Escondido na Amazônia, há um tesouro que é pequeno em tamanho, mas grande em valor nutricional: o camu-camu. O fruto redondo e de cor vermelha, muito semelhante a uvas e com 20 vezes mais quantidade de vitamina C do que a laranja pode ajudar no combate à obesidade. Em experimento com ratos, cientistas descobriram que o extrato da fruta evita o ganho de peso mesmo com a ingestão diária de açúcar e gordura em excesso. Os resultados do trabalho foram publicados na revista especializada Gut.
O projeto inicial era entender como micronutrientes presentes em frutas e legumes contribuem para prevenir e tratar doenças metabólicas ligadas à obesidade. “Nosso maior interesse estava em uma classe de fitoquímicos chamada polifenóis, ou flavonoides”, diz ao Correio o brasileiro Fernando Anhê, um dos autores do estudo e pesquisador da Universidade Laval, no Canadá. André Marette, professor da Faculdade de Medicina da Université Laval e também autor do estudo, conta que, em trabalhos anteriores, a equipe demonstrou efeitos benéficos para a saúde de frutas ricas em polifenóis. “Tudo isso nos deu a ideia de testar os efeitos do camu-camu na obesidade e nas doenças metabólicas.”

Dados extraídos:
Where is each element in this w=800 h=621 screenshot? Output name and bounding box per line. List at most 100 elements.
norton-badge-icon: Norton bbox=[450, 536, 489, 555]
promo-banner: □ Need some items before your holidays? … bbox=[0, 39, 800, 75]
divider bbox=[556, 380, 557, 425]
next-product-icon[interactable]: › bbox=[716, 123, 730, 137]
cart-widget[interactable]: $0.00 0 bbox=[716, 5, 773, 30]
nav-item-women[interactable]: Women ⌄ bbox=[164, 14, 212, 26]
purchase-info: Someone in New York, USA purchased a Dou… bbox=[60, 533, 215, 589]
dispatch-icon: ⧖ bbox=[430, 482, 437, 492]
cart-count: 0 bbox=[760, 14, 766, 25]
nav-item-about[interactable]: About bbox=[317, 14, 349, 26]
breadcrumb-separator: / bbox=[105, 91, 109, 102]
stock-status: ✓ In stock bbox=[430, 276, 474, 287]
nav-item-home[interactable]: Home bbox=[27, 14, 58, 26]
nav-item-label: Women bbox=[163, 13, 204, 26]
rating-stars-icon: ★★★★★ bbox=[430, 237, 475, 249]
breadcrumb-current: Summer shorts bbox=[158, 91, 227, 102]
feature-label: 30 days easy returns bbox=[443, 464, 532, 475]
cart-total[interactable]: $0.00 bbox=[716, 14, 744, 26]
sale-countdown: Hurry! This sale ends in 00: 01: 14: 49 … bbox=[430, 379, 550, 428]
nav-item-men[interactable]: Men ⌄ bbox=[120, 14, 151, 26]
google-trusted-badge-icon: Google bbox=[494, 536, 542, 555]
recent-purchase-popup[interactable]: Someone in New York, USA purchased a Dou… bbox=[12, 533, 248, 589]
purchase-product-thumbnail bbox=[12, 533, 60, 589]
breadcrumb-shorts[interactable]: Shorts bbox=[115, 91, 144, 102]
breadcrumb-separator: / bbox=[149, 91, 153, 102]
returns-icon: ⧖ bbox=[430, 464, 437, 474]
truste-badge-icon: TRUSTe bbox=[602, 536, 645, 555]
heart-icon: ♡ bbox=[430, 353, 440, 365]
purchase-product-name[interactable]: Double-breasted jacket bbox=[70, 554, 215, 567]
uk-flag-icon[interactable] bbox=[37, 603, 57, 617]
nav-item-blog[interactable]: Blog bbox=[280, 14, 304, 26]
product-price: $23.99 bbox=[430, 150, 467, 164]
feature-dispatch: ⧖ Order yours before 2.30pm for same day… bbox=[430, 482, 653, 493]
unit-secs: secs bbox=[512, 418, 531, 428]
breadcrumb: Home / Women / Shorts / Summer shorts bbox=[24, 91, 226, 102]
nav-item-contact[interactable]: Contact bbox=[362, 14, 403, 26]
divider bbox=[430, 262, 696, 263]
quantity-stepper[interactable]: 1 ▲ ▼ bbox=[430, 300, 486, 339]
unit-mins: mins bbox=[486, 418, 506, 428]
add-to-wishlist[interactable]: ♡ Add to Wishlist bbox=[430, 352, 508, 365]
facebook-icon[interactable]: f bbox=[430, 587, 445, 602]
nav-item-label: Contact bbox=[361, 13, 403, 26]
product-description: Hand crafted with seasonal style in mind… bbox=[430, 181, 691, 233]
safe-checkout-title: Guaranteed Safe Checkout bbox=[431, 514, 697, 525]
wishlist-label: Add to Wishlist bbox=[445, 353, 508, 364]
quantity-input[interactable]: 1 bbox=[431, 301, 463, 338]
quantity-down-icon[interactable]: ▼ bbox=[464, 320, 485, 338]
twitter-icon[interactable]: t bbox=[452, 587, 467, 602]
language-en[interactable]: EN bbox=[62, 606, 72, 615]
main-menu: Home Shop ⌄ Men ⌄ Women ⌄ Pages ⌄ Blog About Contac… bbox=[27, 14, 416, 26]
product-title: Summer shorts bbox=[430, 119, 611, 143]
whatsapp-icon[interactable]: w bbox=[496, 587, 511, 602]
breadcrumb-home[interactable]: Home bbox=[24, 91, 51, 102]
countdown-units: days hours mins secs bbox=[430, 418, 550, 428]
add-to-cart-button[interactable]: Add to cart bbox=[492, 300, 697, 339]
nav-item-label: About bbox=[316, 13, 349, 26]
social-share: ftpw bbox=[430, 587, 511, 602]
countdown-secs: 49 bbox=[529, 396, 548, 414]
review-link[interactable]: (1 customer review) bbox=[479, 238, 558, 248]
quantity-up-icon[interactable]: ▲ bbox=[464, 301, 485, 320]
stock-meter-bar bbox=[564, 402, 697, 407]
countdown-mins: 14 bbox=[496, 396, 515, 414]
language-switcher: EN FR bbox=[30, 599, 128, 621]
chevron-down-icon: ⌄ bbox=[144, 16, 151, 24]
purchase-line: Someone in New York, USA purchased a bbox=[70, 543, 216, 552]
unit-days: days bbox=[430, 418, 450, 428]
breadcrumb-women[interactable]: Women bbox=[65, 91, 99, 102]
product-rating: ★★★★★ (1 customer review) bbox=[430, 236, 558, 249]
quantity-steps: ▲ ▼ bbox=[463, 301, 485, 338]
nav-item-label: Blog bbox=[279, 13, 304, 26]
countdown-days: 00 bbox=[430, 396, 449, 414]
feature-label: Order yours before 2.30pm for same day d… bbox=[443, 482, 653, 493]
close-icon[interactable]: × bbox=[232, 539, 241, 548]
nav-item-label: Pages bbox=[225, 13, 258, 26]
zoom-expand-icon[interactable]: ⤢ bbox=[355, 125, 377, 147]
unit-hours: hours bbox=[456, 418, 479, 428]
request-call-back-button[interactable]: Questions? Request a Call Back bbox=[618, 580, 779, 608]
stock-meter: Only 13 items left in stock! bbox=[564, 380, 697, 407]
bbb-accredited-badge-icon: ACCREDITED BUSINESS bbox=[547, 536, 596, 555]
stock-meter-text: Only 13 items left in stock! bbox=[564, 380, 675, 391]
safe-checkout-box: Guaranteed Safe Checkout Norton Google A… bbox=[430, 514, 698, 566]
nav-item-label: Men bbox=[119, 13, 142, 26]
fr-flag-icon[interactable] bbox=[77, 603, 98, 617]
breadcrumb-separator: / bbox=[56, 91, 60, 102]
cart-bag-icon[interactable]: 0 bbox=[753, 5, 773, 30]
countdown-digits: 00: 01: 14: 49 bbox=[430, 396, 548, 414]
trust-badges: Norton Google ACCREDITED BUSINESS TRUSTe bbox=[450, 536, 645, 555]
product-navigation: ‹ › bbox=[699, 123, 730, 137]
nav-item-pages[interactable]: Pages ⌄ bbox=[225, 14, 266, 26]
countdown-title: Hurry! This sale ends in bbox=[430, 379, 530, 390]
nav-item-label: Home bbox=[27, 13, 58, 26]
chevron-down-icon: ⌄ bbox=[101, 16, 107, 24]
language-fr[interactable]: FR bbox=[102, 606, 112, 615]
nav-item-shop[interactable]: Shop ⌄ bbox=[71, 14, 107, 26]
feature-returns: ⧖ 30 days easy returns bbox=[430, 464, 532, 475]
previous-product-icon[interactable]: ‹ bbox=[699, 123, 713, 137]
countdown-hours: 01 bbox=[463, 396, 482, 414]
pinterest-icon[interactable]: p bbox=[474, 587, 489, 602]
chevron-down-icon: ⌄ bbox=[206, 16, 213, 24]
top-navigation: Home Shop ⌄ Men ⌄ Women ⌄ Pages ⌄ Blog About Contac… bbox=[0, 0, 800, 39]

Tarefa a cumprir:
Dê sequência ao texto sobre o camu-camu e a obesidade, começando logo após a última frase.

Resposta:
No experimento, a equipe alimentou dois grupos de camundongos com uma dieta rica em açúcar e gordura por oito semanas. Metade das cobaias recebeu também extrato de camu-camu diariamente. No fim do experimento, o ganho de peso em ratos que ingeriram o extrato foi 50% menor do que o detectado nos amimais do outro grupo e semelhante ao das cobaias de controle, que seguiram uma dieta com baixo teor de açúcar e gordura.
Para os pesquisadores, os polifenóis do camu-camu podem ter aumentado o metabolismo de repouso nos roedores. “O estudo demonstra que o consumo contínuo de um extrato rico em dois tipos específicos de polifenóis — elagitaninos e proantocianidinas — previne a obesidade ao acelerar o metabolismo basal do camundongo”, resume Fernando Anhê.
A equipe descobriu que o extrato da fruta também melhorou a tolerância à glicose e a sensibilidade à insulina, além de ter reduzido a concentração de endotoxinas no sangue e a inflamação metabólica. “Todas essas mudanças foram acompanhadas por uma reformulação da microbiota intestinal, incluindo a floração de A. muciniphila e uma redução significativa na bactéria Lactobacillus”, detalha André Marette.
Em uma última etapa, os cientistas realizaram um transplante da microbiota intestinal de ratos alimentados com camu-camu para camundongos sem contato com a fruta. O procedimento causou benefícios metabólicos semelhantes. “Isso sugere que as mudanças na microbiota intestinal acarretadas pelo consumo dessa fruta guardam uma relação de causa com os benefícios dela”, ressalta o cientista brasileiro.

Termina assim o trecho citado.